Write out all lines holding the word "possible".

Raw data:

▬▬▬▬▬▬▬▬▬▬

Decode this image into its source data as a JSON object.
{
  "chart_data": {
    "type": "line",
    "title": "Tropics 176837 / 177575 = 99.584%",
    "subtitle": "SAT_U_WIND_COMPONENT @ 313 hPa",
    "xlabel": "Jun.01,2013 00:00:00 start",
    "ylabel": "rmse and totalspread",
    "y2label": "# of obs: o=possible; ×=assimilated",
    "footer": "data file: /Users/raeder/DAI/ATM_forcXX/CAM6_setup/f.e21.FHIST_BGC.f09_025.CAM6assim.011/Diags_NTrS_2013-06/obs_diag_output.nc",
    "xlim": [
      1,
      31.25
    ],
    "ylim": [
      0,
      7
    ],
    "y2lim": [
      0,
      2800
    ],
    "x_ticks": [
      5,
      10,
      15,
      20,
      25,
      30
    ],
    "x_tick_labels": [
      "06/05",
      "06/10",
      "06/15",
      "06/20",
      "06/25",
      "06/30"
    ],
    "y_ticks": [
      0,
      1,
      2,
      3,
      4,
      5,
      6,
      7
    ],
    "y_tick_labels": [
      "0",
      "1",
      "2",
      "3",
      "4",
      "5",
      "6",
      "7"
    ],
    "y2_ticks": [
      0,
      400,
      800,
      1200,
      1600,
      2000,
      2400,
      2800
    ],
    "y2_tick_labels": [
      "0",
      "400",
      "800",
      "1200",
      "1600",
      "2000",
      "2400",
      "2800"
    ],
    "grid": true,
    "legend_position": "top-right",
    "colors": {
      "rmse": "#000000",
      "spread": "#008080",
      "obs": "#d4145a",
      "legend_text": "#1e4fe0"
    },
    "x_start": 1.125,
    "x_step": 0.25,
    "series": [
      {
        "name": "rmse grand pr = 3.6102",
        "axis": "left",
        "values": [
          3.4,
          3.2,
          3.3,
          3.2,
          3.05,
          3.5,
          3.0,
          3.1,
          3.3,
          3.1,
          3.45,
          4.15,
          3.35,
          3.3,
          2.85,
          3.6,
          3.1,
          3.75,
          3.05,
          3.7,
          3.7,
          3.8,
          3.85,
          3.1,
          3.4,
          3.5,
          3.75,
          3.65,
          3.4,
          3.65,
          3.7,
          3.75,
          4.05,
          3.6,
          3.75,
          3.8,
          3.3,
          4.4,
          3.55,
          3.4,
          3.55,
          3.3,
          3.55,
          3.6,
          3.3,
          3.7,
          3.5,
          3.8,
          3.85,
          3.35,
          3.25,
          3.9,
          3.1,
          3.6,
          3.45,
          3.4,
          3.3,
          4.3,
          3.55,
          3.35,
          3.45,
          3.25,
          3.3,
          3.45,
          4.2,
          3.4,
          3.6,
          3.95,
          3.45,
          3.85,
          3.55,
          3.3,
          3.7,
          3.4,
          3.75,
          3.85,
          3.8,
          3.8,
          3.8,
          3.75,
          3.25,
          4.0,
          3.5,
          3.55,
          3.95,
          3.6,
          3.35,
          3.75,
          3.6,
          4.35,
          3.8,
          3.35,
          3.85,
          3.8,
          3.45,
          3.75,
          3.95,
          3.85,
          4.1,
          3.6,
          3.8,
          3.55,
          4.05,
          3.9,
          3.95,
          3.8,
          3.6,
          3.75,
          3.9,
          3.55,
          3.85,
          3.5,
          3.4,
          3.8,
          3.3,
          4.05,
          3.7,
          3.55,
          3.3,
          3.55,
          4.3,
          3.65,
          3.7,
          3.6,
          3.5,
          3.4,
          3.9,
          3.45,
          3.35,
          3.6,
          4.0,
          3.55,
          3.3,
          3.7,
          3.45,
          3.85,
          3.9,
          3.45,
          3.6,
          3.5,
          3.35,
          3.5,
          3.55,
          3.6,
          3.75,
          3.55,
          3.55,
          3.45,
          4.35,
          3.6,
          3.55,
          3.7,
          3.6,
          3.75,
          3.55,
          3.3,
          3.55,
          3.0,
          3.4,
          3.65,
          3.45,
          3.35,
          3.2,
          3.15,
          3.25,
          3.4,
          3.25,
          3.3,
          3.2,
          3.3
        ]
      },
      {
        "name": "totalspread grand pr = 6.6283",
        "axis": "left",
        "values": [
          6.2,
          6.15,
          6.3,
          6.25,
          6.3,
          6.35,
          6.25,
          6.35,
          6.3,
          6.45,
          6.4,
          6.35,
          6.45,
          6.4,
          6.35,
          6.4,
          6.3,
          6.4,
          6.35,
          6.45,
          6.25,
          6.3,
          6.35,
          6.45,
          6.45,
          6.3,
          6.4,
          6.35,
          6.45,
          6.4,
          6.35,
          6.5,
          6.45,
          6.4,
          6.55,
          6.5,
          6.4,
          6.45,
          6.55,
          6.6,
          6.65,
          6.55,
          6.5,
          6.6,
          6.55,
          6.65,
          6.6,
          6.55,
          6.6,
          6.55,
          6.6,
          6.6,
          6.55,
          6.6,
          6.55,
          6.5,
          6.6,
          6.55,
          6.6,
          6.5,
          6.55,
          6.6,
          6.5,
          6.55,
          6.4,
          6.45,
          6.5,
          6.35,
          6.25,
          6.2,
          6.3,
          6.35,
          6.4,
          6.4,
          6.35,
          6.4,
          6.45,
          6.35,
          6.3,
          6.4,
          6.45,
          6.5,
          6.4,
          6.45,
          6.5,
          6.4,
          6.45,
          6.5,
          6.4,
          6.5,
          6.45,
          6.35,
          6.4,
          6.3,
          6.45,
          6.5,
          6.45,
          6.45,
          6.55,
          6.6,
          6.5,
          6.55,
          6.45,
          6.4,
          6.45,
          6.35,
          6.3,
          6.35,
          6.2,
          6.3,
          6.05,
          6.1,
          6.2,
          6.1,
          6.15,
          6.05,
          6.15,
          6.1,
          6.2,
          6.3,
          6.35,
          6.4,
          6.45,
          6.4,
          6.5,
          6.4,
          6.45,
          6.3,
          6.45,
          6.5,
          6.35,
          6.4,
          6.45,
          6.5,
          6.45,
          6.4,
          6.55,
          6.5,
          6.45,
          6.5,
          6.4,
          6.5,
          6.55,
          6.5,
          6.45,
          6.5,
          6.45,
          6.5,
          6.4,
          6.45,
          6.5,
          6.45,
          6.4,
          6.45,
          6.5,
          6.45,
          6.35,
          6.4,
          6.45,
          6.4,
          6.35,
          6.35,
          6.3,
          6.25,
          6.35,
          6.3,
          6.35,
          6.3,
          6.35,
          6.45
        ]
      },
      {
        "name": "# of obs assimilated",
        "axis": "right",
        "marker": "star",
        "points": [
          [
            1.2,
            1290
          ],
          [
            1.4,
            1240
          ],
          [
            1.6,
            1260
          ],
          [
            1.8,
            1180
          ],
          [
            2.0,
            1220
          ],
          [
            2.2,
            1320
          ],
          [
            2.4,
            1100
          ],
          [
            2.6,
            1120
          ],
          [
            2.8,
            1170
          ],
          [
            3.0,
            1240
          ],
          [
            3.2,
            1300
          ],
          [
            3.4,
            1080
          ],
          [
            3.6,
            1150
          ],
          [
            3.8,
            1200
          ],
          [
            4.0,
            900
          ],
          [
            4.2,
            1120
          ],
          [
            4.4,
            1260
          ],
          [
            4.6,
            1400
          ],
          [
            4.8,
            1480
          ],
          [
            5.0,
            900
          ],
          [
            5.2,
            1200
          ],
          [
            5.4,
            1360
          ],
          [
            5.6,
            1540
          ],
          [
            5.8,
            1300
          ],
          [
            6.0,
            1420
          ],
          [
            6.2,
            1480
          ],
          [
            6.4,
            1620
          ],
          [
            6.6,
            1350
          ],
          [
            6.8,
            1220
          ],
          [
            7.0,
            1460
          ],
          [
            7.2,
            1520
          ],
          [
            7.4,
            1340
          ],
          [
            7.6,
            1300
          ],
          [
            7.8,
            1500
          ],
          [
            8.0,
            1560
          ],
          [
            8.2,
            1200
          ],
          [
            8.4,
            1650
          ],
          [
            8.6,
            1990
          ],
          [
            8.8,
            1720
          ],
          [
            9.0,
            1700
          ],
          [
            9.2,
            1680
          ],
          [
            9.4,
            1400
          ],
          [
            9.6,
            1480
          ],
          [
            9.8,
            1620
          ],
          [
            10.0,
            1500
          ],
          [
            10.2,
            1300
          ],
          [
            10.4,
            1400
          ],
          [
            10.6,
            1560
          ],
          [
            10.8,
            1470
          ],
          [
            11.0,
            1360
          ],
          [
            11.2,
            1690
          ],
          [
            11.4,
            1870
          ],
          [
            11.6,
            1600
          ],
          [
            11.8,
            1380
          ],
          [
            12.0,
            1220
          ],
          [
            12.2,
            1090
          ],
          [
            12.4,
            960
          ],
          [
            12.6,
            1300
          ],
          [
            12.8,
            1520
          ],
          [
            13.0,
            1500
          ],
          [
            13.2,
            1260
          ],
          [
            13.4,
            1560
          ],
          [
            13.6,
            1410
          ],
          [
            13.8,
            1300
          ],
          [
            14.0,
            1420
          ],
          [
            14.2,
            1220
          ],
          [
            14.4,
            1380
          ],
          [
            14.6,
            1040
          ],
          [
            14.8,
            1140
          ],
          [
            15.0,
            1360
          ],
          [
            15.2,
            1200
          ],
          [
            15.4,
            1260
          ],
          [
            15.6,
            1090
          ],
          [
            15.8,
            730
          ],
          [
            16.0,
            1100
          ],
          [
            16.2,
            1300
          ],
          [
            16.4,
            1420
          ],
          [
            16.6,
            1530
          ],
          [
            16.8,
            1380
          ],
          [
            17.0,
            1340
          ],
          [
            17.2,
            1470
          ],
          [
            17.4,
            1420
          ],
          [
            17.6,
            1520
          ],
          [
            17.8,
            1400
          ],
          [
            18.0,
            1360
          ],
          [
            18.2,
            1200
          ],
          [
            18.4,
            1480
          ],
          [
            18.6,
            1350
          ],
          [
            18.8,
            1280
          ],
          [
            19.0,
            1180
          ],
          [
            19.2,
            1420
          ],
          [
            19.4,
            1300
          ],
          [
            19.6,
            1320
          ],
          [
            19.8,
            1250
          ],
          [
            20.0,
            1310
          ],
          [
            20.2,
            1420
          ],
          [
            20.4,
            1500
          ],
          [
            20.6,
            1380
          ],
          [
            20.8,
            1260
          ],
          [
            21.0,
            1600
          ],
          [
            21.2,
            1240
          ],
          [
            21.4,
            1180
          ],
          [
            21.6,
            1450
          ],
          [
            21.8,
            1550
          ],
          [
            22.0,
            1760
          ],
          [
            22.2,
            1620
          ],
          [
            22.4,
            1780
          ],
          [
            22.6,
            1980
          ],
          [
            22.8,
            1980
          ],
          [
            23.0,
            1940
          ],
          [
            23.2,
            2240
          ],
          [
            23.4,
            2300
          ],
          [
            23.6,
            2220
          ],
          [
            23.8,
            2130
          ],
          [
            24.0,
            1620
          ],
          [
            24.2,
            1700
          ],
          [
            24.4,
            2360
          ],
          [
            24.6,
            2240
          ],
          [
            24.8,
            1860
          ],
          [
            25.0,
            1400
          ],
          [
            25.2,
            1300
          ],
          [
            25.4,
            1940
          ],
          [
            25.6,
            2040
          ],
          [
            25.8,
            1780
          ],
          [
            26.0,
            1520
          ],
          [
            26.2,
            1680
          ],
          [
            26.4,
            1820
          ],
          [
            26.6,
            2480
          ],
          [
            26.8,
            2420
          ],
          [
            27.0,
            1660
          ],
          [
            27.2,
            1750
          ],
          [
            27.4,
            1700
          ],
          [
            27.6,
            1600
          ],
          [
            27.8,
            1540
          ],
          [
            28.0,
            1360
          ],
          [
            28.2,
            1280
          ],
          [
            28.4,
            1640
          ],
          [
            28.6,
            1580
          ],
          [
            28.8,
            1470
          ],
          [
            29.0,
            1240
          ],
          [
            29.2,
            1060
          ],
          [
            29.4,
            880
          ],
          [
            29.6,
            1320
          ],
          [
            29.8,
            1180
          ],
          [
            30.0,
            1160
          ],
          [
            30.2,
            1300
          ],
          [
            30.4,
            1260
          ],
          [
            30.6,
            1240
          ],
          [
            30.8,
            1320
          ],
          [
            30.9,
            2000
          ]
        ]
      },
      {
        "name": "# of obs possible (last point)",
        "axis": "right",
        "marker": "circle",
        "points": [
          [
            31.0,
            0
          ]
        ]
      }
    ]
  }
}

▬▬▬▬▬▬▬▬▬▬

Answer in full:
    "y2label": "# of obs: o=possible; ×=assimilated",
        "name": "# of obs possible (last point)",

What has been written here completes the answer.